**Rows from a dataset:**
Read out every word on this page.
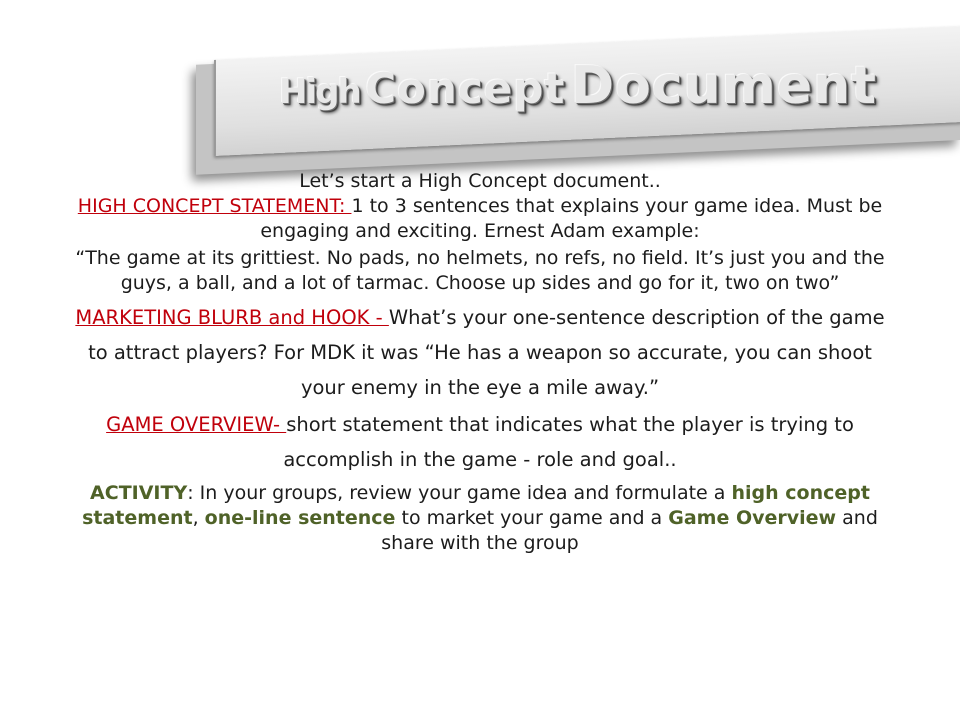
High Concept Document

Let’s start a High Concept document..

HIGH CONCEPT STATEMENT: 1 to 3 sentences that explains your game idea. Must be engaging and exciting. Ernest Adam example:

“The game at its grittiest. No pads, no helmets, no refs, no field. It’s just you and the guys, a ball, and a lot of tarmac. Choose up sides and go for it, two on two”

MARKETING BLURB and HOOK - What’s your one-sentence description of the game to attract players? For MDK it was “He has a weapon so accurate, you can shoot your enemy in the eye a mile away.”

GAME OVERVIEW- short statement that indicates what the player is trying to accomplish in the game - role and goal..

ACTIVITY: In your groups, review your game idea and formulate a high concept statement, one-line sentence to market your game and a Game Overview and share with the group
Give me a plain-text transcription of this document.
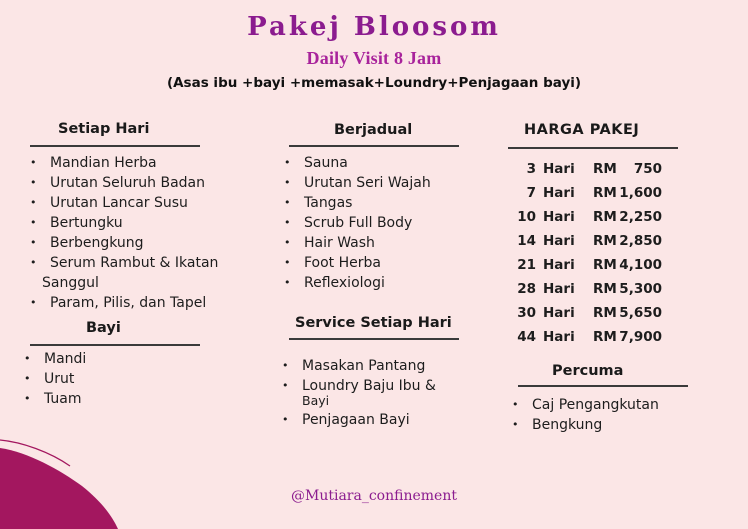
Pakej Bloosom
Daily Visit 8 Jam
(Asas ibu +bayi +memasak+Loundry+Penjagaan bayi)
Setiap Hari
• Mandian Herba
• Urutan Seluruh Badan
• Urutan Lancar Susu
• Bertungku
• Berbengkung
• Serum Rambut & Ikatan
Sanggul
• Param, Pilis, dan Tapel
Bayi
• Mandi
• Urut
• Tuam
Berjadual
• Sauna
• Urutan Seri Wajah
• Tangas
• Scrub Full Body
• Hair Wash
• Foot Herba
• Reflexiologi
Service Setiap Hari
• Masakan Pantang
• Loundry Baju Ibu &
Bayi
• Penjagaan Bayi
HARGA PAKEJ
3 Hari RM 750
7 Hari RM 1,600
10 Hari RM 2,250
14 Hari RM 2,850
21 Hari RM 4,100
28 Hari RM 5,300
30 Hari RM 5,650
44 Hari RM 7,900
Percuma
• Caj Pengangkutan
• Bengkung
@Mutiara_confinement
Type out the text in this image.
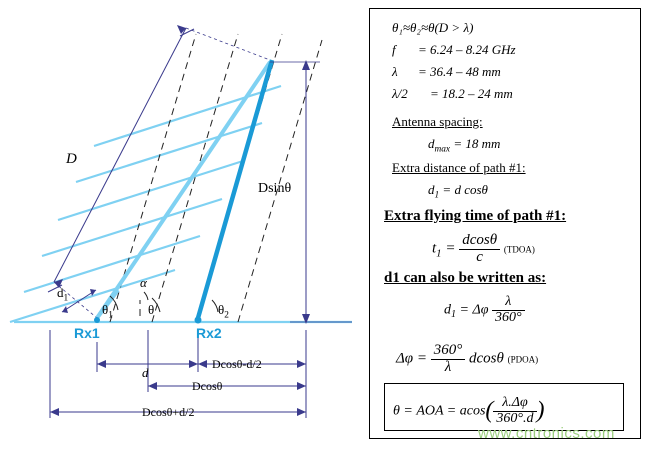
D
Dsinθ
$d_1$
α
$\theta_1$	θ	$\theta_2$
Rx1	Rx2
d
Dcosθ-d/2
Dcosθ
Dcosθ+d/2
θ₁≈θ₂≈θ(D > λ)
f = 6.24 – 8.24 GHz
λ = 36.4 – 48 mm
λ/2 = 18.2 – 24 mm
Antenna spacing:
$d_{max} = 18$ mm
Extra distance of path #1:
$d_1 = d$ cosθ
Extra flying time of path #1:
$t_1 = \frac{dcos\theta}{c}$ (TDOA)
d1 can also be written as:
$d_1 = \Delta\varphi \frac{\lambda}{360^\circ}$
$\Delta\varphi = \frac{360^\circ}{\lambda}$ dcosθ (PDOA)
θ = AOA = $acos( \frac{\lambda.\Delta\varphi}{360^\circ.d}$ )
www.cntronics.com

**Work required:** From the data above, write out everything exactly except the pictures.

**Full output:**
Read out every word on this page.
High Concept Document

Let’s start a High Concept document..

HIGH CONCEPT STATEMENT: 1 to 3 sentences that explains your game idea. Must be engaging and exciting. Ernest Adam example:

“The game at its grittiest. No pads, no helmets, no refs, no field. It’s just you and the guys, a ball, and a lot of tarmac. Choose up sides and go for it, two on two”

MARKETING BLURB and HOOK - What’s your one-sentence description of the game to attract players? For MDK it was “He has a weapon so accurate, you can shoot your enemy in the eye a mile away.”

GAME OVERVIEW- short statement that indicates what the player is trying to accomplish in the game - role and goal..

ACTIVITY: In your groups, review your game idea and formulate a high concept statement, one-line sentence to market your game and a Game Overview and share with the group
Give me a plain-text transcription of this document.
Pakej Bloosom
Daily Visit 8 Jam
(Asas ibu +bayi +memasak+Loundry+Penjagaan bayi)
Setiap Hari
• Mandian Herba
• Urutan Seluruh Badan
• Urutan Lancar Susu
• Bertungku
• Berbengkung
• Serum Rambut & Ikatan
Sanggul
• Param, Pilis, dan Tapel
Bayi
• Mandi
• Urut
• Tuam
Berjadual
• Sauna
• Urutan Seri Wajah
• Tangas
• Scrub Full Body
• Hair Wash
• Foot Herba
• Reflexiologi
Service Setiap Hari
• Masakan Pantang
• Loundry Baju Ibu &
Bayi
• Penjagaan Bayi
HARGA PAKEJ
3 Hari RM 750
7 Hari RM 1,600
10 Hari RM 2,250
14 Hari RM 2,850
21 Hari RM 4,100
28 Hari RM 5,300
30 Hari RM 5,650
44 Hari RM 7,900
Percuma
• Caj Pengangkutan
• Bengkung
@Mutiara_confinement
Type out the text in this image.
D
Dsinθ
$d_1$
α
$\theta_1$	θ	$\theta_2$
Rx1	Rx2
d
Dcosθ-d/2
Dcosθ
Dcosθ+d/2
θ₁≈θ₂≈θ(D > λ)
f = 6.24 – 8.24 GHz
λ = 36.4 – 48 mm
λ/2 = 18.2 – 24 mm
Antenna spacing:
$d_{max} = 18$ mm
Extra distance of path #1:
$d_1 = d$ cosθ
Extra flying time of path #1:
$t_1 = \frac{dcos\theta}{c}$ (TDOA)
d1 can also be written as:
$d_1 = \Delta\varphi \frac{\lambda}{360^\circ}$
$\Delta\varphi = \frac{360^\circ}{\lambda}$ dcosθ (PDOA)
θ = AOA = $acos( \frac{\lambda.\Delta\varphi}{360^\circ.d}$ )
www.cntronics.com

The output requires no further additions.